* BEGIN Material *
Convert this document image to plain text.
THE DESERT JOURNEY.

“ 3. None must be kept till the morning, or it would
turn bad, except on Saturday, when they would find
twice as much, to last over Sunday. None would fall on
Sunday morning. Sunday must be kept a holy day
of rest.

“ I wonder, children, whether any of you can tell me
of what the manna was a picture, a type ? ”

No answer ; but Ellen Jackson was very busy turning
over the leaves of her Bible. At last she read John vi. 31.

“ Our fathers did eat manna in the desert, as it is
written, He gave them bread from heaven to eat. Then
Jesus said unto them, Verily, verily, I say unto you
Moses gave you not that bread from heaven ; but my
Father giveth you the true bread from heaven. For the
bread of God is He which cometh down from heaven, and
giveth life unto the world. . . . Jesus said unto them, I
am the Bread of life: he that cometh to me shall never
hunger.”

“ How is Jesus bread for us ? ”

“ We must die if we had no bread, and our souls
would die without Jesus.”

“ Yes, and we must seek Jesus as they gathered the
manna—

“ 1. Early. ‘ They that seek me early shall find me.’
* END Material *
Task to carry out
Take the entries above and copy them out exactly.

Right answer
Convert this document image to plain text.
THE DESERT JOURNEY.

“ 3. None must be kept till the morning, or it would
turn bad, except on Saturday, when they would find
twice as much, to last over Sunday. None would fall on
Sunday morning. Sunday must be kept a holy day
of rest.

“ I wonder, children, whether any of you can tell me
of what the manna was a picture, a type ? ”

No answer ; but Ellen Jackson was very busy turning
over the leaves of her Bible. At last she read John vi. 31.

“ Our fathers did eat manna in the desert, as it is
written, He gave them bread from heaven to eat. Then
Jesus said unto them, Verily, verily, I say unto you
Moses gave you not that bread from heaven ; but my
Father giveth you the true bread from heaven. For the
bread of God is He which cometh down from heaven, and
giveth life unto the world. . . . Jesus said unto them, I
am the Bread of life: he that cometh to me shall never
hunger.”

“ How is Jesus bread for us ? ”

“ We must die if we had no bread, and our souls
would die without Jesus.”

“ Yes, and we must seek Jesus as they gathered the
manna—

“ 1. Early. ‘ They that seek me early shall find me.’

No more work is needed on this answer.